___ Listed entries ___

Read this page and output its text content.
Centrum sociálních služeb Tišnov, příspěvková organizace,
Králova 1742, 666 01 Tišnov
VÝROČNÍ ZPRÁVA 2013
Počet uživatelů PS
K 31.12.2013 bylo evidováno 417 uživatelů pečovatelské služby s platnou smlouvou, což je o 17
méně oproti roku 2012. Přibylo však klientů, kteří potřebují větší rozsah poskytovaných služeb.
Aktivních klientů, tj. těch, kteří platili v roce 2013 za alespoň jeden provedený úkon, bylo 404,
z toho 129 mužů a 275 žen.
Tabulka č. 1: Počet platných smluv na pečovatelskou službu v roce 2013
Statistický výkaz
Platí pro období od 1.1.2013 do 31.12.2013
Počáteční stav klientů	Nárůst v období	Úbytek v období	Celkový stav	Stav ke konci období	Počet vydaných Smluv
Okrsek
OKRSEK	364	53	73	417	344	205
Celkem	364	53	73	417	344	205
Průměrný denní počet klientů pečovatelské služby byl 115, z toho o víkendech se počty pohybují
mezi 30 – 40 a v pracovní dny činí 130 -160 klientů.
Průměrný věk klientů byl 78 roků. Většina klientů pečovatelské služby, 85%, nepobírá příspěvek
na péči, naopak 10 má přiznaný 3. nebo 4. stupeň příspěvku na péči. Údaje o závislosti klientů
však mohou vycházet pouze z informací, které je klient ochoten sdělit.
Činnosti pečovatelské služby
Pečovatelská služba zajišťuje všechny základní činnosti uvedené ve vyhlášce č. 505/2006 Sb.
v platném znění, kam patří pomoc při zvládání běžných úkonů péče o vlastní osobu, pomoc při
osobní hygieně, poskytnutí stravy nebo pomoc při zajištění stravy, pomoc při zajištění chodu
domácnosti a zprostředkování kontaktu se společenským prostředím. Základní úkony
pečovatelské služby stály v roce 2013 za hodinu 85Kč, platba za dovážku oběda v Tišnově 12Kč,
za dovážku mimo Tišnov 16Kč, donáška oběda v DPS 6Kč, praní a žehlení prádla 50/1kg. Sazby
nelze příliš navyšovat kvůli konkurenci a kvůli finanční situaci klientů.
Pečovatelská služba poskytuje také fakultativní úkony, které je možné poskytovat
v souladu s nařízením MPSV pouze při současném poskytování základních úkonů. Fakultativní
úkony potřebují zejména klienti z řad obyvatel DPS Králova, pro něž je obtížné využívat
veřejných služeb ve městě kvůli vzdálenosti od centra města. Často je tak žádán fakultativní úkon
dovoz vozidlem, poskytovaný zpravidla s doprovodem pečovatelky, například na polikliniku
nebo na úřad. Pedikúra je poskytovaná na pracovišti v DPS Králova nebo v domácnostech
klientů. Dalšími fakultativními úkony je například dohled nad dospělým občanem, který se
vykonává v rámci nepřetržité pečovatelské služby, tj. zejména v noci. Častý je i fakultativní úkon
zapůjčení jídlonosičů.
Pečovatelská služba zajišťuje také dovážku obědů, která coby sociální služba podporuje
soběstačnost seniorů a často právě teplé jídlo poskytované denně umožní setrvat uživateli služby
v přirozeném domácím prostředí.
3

___

**Exercise brief:** Find every line in the listing that holds the string "Průměrný", then say how many there are as a bare number.

**Output for this task:** 2